Task instructions:
Write out the part of the polyurethane text starting with "Polyurethanes which are" and going on through "weight or more.", word for word.

Reading text:
┄┄┄┄┄┄┄┄┄┄
Polyurethanes which are suitable as a film-forming or coating material on a flat substrate to provide a porous elastomeric polymer surface layer are generally quite well known in this art. For purposes of the present invention, the desired elastomeric layer should consist predominately of a suitable polyurethane but may also contain a minor proportion of one or more other film-forming thermoplastic organic polymers of the many polymers and copolymers which are known to be compatible with a polyurethane gel, preferably other elastomeric polymers. For example, one can use a mixture of polymers in which the polyurethane content is at least 50% by weight and preferably about 65% by weight or more.

Generally speaking, polyurethanes are produced by reacting a diisocyanate with one or more organic compounds or substances which contain terminal hydroxy groups or reactive hydrogen atoms, especially with such polymers as polyethers, polyesters or polyesteramides, often with the further interaction of diamines, water or glycols. For purposes of the present invention, the polyurethane must be soluble in organic solvents suitable for gel formation and also should be capable of being coagulated or solidified from the gel so as to provide a porous structure which is insoluble in water. Suitable polyurethanes of this type, including compositions containing minor amounts of other film-forming thermoplastic polymers are disclosed in such references as U.S. Pats. No. 2,871,218 and No. 3,190,766.

For example, in preparing the polyurethane, it is quite common to use such diisocyanates as tolylene-2,4- or -2,6-diisocyanate, diphenylmethane-4,4-diisocyanate, hexamethylene diisocyanate, naphthalene diisocyanates or various other alkylene and/or arylene diisocyanates. Examples of preferred types of linear polymers to be reacted with the diisocyanate in forming the polyurethane include the following: polyethers such as polyethylene ether glycols, polypropylene ether glycols, polyhexamethylene ether glycols and the like; polyesters such as tetramethylene glycol adipate, hexamethylene glycol adipate, hexamethylene glycol terephthalate and the like; and polyesteramides which are the amides of the previously noted polyesters. There may also be reacted with the diisocyanate and the linear polymer any number of other compounds having reactive hydrogen atoms including: glycols such as ethylene glycol, tetramethylene glycol, hexamethylene glycol; diamines such as ethylene diamine, phenylene diamine and dimethyl piperazine; or even small amounts of diethylene diimine.
┄┄┄┄┄┄┄┄┄┄
Data shown:

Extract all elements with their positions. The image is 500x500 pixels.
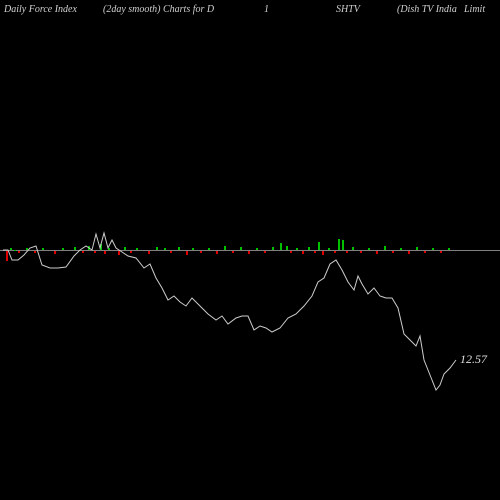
┄┄┄┄┄┄┄┄┄┄
Response to this exercise:
Polyurethanes which are suitable as a film-forming or coating material on a flat substrate to provide a porous elastomeric polymer surface layer are generally quite well known in this art. For purposes of the present invention, the desired elastomeric layer should consist predominately of a suitable polyurethane but may also contain a minor proportion of one or more other film-forming thermoplastic organic polymers of the many polymers and copolymers which are known to be compatible with a polyurethane gel, preferably other elastomeric polymers. For example, one can use a mixture of polymers in which the polyurethane content is at least 50% by weight and preferably about 65% by weight or more.